- [WHAT THIS TASK INVOLVES] Extract every line that contains the word "panel".

- [RAW RECORDS]
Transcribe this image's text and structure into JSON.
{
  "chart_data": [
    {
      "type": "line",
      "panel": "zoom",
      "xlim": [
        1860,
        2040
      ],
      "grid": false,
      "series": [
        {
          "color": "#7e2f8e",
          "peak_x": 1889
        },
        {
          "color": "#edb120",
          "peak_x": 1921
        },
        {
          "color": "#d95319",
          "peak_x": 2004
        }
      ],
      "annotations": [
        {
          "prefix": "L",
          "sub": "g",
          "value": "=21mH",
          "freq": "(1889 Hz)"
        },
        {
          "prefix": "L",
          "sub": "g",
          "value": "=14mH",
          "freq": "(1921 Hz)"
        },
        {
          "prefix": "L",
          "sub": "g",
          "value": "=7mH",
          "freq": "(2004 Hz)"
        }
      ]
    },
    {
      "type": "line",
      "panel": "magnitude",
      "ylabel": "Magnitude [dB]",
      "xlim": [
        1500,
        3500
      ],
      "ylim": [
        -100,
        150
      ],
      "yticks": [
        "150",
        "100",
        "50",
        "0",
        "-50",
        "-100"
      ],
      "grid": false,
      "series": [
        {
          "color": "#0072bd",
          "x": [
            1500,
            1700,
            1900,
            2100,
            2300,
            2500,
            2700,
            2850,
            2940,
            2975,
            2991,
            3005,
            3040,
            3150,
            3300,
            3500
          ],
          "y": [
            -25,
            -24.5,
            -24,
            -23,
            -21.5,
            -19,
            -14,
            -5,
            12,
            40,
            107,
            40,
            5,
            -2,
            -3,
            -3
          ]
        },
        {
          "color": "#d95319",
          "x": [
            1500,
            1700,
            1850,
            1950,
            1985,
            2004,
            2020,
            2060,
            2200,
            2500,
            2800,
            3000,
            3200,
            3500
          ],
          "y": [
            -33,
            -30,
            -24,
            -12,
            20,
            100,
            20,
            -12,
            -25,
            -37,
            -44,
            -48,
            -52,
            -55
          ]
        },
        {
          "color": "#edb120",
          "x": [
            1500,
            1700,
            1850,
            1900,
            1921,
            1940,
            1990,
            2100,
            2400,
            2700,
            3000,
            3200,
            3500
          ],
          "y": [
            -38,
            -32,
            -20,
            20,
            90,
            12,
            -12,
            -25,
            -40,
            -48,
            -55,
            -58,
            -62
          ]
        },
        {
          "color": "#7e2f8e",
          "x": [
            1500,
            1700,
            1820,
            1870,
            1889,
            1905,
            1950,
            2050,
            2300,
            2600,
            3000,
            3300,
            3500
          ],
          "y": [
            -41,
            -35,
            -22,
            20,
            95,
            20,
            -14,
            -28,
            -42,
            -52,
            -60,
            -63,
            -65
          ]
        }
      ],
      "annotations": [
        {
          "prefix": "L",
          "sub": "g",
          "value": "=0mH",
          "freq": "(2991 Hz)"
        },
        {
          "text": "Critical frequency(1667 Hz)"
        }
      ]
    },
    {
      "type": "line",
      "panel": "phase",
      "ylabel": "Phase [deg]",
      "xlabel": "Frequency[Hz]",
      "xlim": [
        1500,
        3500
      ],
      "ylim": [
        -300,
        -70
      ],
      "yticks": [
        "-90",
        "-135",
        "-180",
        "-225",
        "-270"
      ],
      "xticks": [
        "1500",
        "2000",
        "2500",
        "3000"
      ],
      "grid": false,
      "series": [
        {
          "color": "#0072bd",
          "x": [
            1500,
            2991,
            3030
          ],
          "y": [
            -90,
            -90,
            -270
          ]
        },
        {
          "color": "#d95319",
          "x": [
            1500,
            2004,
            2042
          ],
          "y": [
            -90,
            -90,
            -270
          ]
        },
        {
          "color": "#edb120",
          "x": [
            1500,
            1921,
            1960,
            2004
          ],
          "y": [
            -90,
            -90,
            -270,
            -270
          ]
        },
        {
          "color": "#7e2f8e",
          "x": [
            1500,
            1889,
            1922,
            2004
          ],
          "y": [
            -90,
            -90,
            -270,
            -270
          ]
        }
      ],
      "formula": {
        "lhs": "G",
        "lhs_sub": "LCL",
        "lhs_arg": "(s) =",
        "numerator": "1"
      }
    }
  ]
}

- [CORRECT OUTPUT]
      "panel": "zoom",
      "panel": "magnitude",
      "panel": "phase",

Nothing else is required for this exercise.